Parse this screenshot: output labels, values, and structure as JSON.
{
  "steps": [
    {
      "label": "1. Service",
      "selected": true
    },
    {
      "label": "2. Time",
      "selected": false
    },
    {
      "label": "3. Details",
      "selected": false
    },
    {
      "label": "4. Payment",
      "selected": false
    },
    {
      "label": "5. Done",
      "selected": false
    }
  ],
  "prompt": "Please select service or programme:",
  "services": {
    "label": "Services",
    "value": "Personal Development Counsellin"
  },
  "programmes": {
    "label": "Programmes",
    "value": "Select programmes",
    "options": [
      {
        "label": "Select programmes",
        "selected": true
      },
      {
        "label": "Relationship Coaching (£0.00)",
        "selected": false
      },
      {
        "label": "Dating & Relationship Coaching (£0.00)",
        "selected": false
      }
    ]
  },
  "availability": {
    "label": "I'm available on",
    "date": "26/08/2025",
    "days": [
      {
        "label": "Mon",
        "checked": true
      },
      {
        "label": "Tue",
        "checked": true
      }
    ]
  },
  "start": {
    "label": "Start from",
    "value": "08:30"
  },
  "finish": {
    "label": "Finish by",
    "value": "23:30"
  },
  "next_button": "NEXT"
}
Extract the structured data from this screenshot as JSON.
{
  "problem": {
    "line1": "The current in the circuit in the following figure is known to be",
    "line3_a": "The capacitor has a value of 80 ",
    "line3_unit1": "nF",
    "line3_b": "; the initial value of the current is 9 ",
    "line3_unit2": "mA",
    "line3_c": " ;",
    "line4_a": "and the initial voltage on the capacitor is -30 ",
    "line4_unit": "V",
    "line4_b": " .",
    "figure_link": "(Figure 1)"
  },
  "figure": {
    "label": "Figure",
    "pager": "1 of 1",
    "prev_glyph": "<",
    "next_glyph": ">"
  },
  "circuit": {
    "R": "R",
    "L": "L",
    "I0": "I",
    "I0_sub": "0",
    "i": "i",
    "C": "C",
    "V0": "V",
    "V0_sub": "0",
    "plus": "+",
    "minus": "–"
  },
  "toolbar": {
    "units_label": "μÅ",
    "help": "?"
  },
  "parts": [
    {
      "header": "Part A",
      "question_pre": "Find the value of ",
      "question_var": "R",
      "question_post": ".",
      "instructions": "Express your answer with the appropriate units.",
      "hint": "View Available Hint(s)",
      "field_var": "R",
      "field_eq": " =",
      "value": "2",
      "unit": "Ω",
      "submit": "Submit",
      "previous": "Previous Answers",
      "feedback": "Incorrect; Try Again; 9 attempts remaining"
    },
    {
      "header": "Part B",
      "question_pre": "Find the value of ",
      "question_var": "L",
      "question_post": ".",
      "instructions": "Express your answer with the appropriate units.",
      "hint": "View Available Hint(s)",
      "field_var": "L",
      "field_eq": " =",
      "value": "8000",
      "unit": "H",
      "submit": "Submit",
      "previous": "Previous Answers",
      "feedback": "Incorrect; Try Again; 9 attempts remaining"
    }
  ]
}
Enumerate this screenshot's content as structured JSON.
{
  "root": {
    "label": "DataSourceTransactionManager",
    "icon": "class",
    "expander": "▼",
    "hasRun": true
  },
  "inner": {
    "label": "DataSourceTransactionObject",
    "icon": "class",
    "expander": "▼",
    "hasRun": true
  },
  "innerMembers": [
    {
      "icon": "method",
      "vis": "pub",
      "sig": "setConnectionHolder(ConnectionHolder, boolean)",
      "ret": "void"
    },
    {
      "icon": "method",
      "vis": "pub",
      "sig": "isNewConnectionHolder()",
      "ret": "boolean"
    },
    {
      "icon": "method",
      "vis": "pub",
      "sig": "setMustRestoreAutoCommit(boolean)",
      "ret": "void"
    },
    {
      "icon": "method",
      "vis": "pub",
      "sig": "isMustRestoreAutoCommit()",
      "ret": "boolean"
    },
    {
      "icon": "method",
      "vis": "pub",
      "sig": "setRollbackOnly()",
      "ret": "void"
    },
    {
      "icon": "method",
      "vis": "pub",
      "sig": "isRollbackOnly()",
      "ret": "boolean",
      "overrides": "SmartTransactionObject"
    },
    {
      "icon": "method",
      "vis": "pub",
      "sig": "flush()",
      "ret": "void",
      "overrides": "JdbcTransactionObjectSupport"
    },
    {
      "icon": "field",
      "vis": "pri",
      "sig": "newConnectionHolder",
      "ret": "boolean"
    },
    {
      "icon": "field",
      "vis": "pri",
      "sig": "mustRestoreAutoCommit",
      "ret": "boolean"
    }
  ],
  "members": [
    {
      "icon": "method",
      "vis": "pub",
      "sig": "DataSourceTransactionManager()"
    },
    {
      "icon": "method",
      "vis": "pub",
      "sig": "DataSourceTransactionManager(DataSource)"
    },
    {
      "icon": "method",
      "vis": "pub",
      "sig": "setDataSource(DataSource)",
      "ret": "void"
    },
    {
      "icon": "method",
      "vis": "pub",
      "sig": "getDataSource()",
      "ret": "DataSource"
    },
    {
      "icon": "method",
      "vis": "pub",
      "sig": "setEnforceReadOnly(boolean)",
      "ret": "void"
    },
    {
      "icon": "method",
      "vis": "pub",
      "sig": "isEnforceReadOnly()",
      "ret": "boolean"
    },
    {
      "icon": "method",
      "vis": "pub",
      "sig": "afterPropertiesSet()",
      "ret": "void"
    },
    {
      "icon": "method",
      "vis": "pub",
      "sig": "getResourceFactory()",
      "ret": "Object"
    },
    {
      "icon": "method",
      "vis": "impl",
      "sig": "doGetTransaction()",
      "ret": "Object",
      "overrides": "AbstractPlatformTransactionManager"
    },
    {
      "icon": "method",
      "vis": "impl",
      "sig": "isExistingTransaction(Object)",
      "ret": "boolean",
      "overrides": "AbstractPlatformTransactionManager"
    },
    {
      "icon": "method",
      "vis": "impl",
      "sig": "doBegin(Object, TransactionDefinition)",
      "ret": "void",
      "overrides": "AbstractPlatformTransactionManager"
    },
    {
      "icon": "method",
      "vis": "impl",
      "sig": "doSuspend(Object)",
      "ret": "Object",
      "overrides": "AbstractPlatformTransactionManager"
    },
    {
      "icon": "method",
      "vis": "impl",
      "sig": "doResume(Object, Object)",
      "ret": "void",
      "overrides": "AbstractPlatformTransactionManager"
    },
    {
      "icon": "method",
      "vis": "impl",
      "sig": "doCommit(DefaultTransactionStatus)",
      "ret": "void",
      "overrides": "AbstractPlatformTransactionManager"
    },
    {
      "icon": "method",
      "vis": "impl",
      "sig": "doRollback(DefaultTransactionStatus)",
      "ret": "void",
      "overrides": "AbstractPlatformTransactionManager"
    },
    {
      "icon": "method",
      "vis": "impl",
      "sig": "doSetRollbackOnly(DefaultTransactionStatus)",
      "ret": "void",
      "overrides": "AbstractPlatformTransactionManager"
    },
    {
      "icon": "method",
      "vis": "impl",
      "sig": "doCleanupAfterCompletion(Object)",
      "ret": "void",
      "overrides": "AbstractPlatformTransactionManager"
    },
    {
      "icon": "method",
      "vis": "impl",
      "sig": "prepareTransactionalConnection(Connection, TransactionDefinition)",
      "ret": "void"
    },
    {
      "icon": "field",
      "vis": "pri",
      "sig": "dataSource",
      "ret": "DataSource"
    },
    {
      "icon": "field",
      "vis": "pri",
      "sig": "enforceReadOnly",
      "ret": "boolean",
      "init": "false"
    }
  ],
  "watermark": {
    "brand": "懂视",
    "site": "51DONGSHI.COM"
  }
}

### Written request
Quote the data above in full, changing nothing.

### Written response
Parse this screenshot: output labels, values, and structure as JSON.
{
  "steps": [
    {
      "label": "1. Service",
      "selected": true
    },
    {
      "label": "2. Time",
      "selected": false
    },
    {
      "label": "3. Details",
      "selected": false
    },
    {
      "label": "4. Payment",
      "selected": false
    },
    {
      "label": "5. Done",
      "selected": false
    }
  ],
  "prompt": "Please select service or programme:",
  "services": {
    "label": "Services",
    "value": "Personal Development Counsellin"
  },
  "programmes": {
    "label": "Programmes",
    "value": "Select programmes",
    "options": [
      {
        "label": "Select programmes",
        "selected": true
      },
      {
        "label": "Relationship Coaching (£0.00)",
        "selected": false
      },
      {
        "label": "Dating & Relationship Coaching (£0.00)",
        "selected": false
      }
    ]
  },
  "availability": {
    "label": "I'm available on",
    "date": "26/08/2025",
    "days": [
      {
        "label": "Mon",
        "checked": true
      },
      {
        "label": "Tue",
        "checked": true
      }
    ]
  },
  "start": {
    "label": "Start from",
    "value": "08:30"
  },
  "finish": {
    "label": "Finish by",
    "value": "23:30"
  },
  "next_button": "NEXT"
}
Extract the structured data from this screenshot as JSON.
{
  "problem": {
    "line1": "The current in the circuit in the following figure is known to be",
    "line3_a": "The capacitor has a value of 80 ",
    "line3_unit1": "nF",
    "line3_b": "; the initial value of the current is 9 ",
    "line3_unit2": "mA",
    "line3_c": " ;",
    "line4_a": "and the initial voltage on the capacitor is -30 ",
    "line4_unit": "V",
    "line4_b": " .",
    "figure_link": "(Figure 1)"
  },
  "figure": {
    "label": "Figure",
    "pager": "1 of 1",
    "prev_glyph": "<",
    "next_glyph": ">"
  },
  "circuit": {
    "R": "R",
    "L": "L",
    "I0": "I",
    "I0_sub": "0",
    "i": "i",
    "C": "C",
    "V0": "V",
    "V0_sub": "0",
    "plus": "+",
    "minus": "–"
  },
  "toolbar": {
    "units_label": "μÅ",
    "help": "?"
  },
  "parts": [
    {
      "header": "Part A",
      "question_pre": "Find the value of ",
      "question_var": "R",
      "question_post": ".",
      "instructions": "Express your answer with the appropriate units.",
      "hint": "View Available Hint(s)",
      "field_var": "R",
      "field_eq": " =",
      "value": "2",
      "unit": "Ω",
      "submit": "Submit",
      "previous": "Previous Answers",
      "feedback": "Incorrect; Try Again; 9 attempts remaining"
    },
    {
      "header": "Part B",
      "question_pre": "Find the value of ",
      "question_var": "L",
      "question_post": ".",
      "instructions": "Express your answer with the appropriate units.",
      "hint": "View Available Hint(s)",
      "field_var": "L",
      "field_eq": " =",
      "value": "8000",
      "unit": "H",
      "submit": "Submit",
      "previous": "Previous Answers",
      "feedback": "Incorrect; Try Again; 9 attempts remaining"
    }
  ]
}
Enumerate this screenshot's content as structured JSON.
{
  "root": {
    "label": "DataSourceTransactionManager",
    "icon": "class",
    "expander": "▼",
    "hasRun": true
  },
  "inner": {
    "label": "DataSourceTransactionObject",
    "icon": "class",
    "expander": "▼",
    "hasRun": true
  },
  "innerMembers": [
    {
      "icon": "method",
      "vis": "pub",
      "sig": "setConnectionHolder(ConnectionHolder, boolean)",
      "ret": "void"
    },
    {
      "icon": "method",
      "vis": "pub",
      "sig": "isNewConnectionHolder()",
      "ret": "boolean"
    },
    {
      "icon": "method",
      "vis": "pub",
      "sig": "setMustRestoreAutoCommit(boolean)",
      "ret": "void"
    },
    {
      "icon": "method",
      "vis": "pub",
      "sig": "isMustRestoreAutoCommit()",
      "ret": "boolean"
    },
    {
      "icon": "method",
      "vis": "pub",
      "sig": "setRollbackOnly()",
      "ret": "void"
    },
    {
      "icon": "method",
      "vis": "pub",
      "sig": "isRollbackOnly()",
      "ret": "boolean",
      "overrides": "SmartTransactionObject"
    },
    {
      "icon": "method",
      "vis": "pub",
      "sig": "flush()",
      "ret": "void",
      "overrides": "JdbcTransactionObjectSupport"
    },
    {
      "icon": "field",
      "vis": "pri",
      "sig": "newConnectionHolder",
      "ret": "boolean"
    },
    {
      "icon": "field",
      "vis": "pri",
      "sig": "mustRestoreAutoCommit",
      "ret": "boolean"
    }
  ],
  "members": [
    {
      "icon": "method",
      "vis": "pub",
      "sig": "DataSourceTransactionManager()"
    },
    {
      "icon": "method",
      "vis": "pub",
      "sig": "DataSourceTransactionManager(DataSource)"
    },
    {
      "icon": "method",
      "vis": "pub",
      "sig": "setDataSource(DataSource)",
      "ret": "void"
    },
    {
      "icon": "method",
      "vis": "pub",
      "sig": "getDataSource()",
      "ret": "DataSource"
    },
    {
      "icon": "method",
      "vis": "pub",
      "sig": "setEnforceReadOnly(boolean)",
      "ret": "void"
    },
    {
      "icon": "method",
      "vis": "pub",
      "sig": "isEnforceReadOnly()",
      "ret": "boolean"
    },
    {
      "icon": "method",
      "vis": "pub",
      "sig": "afterPropertiesSet()",
      "ret": "void"
    },
    {
      "icon": "method",
      "vis": "pub",
      "sig": "getResourceFactory()",
      "ret": "Object"
    },
    {
      "icon": "method",
      "vis": "impl",
      "sig": "doGetTransaction()",
      "ret": "Object",
      "overrides": "AbstractPlatformTransactionManager"
    },
    {
      "icon": "method",
      "vis": "impl",
      "sig": "isExistingTransaction(Object)",
      "ret": "boolean",
      "overrides": "AbstractPlatformTransactionManager"
    },
    {
      "icon": "method",
      "vis": "impl",
      "sig": "doBegin(Object, TransactionDefinition)",
      "ret": "void",
      "overrides": "AbstractPlatformTransactionManager"
    },
    {
      "icon": "method",
      "vis": "impl",
      "sig": "doSuspend(Object)",
      "ret": "Object",
      "overrides": "AbstractPlatformTransactionManager"
    },
    {
      "icon": "method",
      "vis": "impl",
      "sig": "doResume(Object, Object)",
      "ret": "void",
      "overrides": "AbstractPlatformTransactionManager"
    },
    {
      "icon": "method",
      "vis": "impl",
      "sig": "doCommit(DefaultTransactionStatus)",
      "ret": "void",
      "overrides": "AbstractPlatformTransactionManager"
    },
    {
      "icon": "method",
      "vis": "impl",
      "sig": "doRollback(DefaultTransactionStatus)",
      "ret": "void",
      "overrides": "AbstractPlatformTransactionManager"
    },
    {
      "icon": "method",
      "vis": "impl",
      "sig": "doSetRollbackOnly(DefaultTransactionStatus)",
      "ret": "void",
      "overrides": "AbstractPlatformTransactionManager"
    },
    {
      "icon": "method",
      "vis": "impl",
      "sig": "doCleanupAfterCompletion(Object)",
      "ret": "void",
      "overrides": "AbstractPlatformTransactionManager"
    },
    {
      "icon": "method",
      "vis": "impl",
      "sig": "prepareTransactionalConnection(Connection, TransactionDefinition)",
      "ret": "void"
    },
    {
      "icon": "field",
      "vis": "pri",
      "sig": "dataSource",
      "ret": "DataSource"
    },
    {
      "icon": "field",
      "vis": "pri",
      "sig": "enforceReadOnly",
      "ret": "boolean",
      "init": "false"
    }
  ],
  "watermark": {
    "brand": "懂视",
    "site": "51DONGSHI.COM"
  }
}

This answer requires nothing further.